Work required
Return each line of the listing that contains the string "comisiones".

Records for processing

========================================================================

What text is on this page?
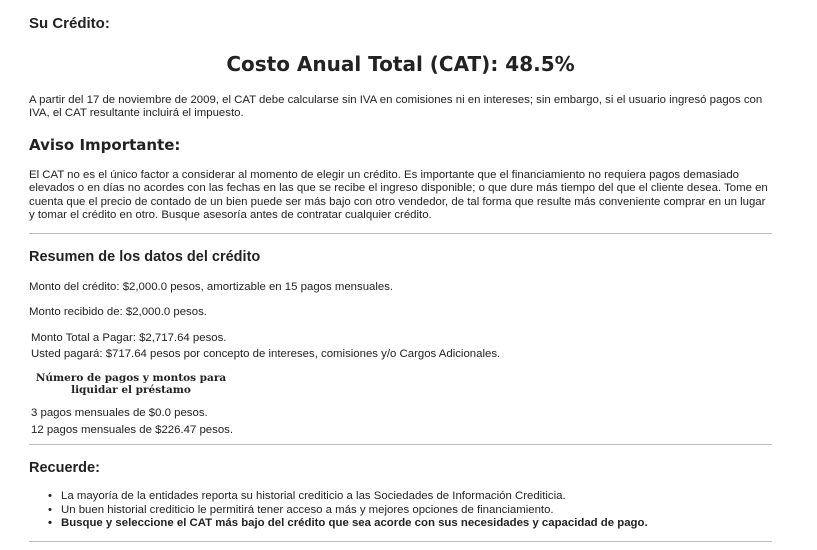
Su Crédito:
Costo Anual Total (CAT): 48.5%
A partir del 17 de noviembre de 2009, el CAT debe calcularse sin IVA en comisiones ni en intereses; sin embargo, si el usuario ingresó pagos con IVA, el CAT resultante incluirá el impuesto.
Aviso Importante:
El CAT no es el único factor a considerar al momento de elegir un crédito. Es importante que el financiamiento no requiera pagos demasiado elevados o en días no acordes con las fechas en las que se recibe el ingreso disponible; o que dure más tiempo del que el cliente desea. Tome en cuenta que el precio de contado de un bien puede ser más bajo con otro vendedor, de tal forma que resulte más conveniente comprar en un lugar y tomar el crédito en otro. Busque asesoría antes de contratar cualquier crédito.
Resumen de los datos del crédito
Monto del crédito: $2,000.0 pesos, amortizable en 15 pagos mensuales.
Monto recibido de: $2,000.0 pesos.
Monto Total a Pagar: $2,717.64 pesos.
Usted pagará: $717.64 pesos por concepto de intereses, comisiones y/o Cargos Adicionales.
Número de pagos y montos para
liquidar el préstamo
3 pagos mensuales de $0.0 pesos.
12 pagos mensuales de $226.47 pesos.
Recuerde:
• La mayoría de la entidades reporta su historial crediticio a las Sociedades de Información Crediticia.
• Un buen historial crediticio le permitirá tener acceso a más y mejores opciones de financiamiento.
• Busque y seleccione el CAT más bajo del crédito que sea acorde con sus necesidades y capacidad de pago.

========================================================================

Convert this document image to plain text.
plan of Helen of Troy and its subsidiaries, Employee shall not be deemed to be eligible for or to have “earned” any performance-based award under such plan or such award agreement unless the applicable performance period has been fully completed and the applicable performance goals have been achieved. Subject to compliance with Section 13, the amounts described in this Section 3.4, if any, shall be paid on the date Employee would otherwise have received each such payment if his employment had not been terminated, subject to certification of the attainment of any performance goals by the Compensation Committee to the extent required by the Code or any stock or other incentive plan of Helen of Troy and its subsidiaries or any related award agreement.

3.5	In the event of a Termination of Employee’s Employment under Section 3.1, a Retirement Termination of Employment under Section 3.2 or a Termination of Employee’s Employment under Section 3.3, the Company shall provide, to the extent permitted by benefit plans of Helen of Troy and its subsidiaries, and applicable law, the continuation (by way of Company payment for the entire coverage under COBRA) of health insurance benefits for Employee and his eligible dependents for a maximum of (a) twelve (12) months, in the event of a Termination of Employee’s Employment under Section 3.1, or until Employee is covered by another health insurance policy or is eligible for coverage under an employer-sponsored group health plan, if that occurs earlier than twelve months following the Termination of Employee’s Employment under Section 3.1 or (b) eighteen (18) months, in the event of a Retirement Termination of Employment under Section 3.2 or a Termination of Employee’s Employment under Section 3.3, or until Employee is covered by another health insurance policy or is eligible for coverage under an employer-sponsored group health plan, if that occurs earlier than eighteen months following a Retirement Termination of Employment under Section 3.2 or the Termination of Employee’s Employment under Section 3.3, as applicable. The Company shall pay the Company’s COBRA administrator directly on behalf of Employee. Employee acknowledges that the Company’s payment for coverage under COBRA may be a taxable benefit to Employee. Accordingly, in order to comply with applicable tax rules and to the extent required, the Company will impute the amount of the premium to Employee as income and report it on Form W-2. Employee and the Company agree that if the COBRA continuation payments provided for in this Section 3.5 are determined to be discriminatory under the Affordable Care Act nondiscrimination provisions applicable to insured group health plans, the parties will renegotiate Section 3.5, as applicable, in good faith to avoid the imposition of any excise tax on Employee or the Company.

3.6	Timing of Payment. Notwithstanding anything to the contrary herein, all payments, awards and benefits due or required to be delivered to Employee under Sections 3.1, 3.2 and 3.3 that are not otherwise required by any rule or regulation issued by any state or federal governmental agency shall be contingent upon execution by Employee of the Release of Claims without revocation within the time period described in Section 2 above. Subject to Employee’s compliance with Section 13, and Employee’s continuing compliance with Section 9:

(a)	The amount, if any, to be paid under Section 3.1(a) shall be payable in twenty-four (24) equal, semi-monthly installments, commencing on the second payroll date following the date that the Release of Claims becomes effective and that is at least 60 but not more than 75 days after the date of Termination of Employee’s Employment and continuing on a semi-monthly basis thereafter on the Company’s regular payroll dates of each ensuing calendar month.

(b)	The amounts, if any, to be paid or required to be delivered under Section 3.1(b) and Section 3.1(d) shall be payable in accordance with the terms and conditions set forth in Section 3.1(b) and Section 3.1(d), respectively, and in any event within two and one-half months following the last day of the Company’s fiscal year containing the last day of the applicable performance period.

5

========================================================================

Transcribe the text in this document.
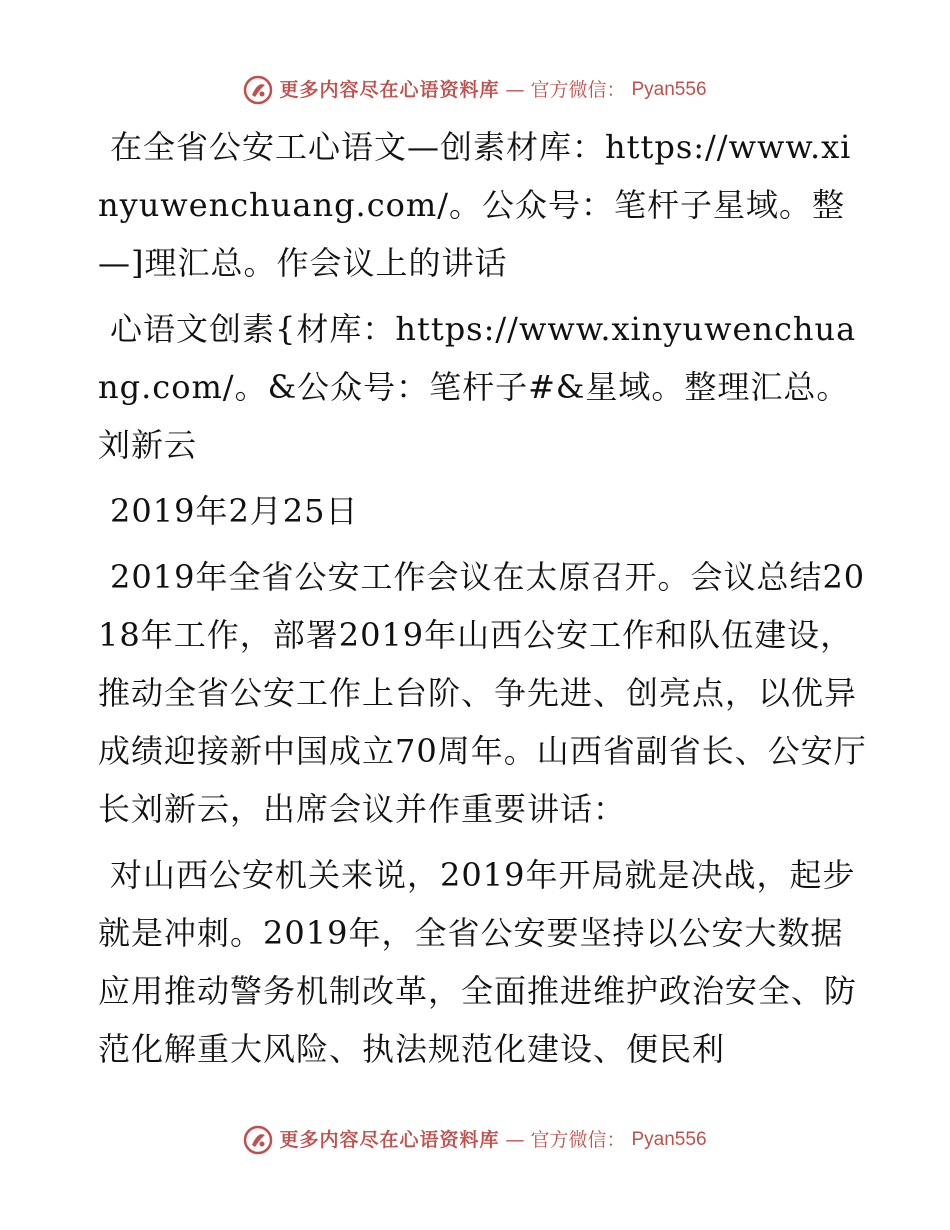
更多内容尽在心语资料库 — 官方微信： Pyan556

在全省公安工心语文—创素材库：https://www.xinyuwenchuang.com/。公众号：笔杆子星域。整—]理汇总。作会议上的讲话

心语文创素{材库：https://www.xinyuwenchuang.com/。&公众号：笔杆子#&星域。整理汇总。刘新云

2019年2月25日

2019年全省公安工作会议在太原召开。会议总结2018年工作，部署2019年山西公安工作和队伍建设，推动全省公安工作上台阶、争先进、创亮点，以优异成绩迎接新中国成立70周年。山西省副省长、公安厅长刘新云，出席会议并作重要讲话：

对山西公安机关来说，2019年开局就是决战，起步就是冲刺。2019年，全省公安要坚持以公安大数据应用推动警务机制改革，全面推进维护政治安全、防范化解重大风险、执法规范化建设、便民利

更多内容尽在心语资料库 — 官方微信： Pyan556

========================================================================

Correct answer
A partir del 17 de noviembre de 2009, el CAT debe calcularse sin IVA en comisiones ni en intereses; sin embargo, si el usuario ingresó pagos con IVA, el CAT resultante incluirá el impuesto.
Usted pagará: $717.64 pesos por concepto de intereses, comisiones y/o Cargos Adicionales.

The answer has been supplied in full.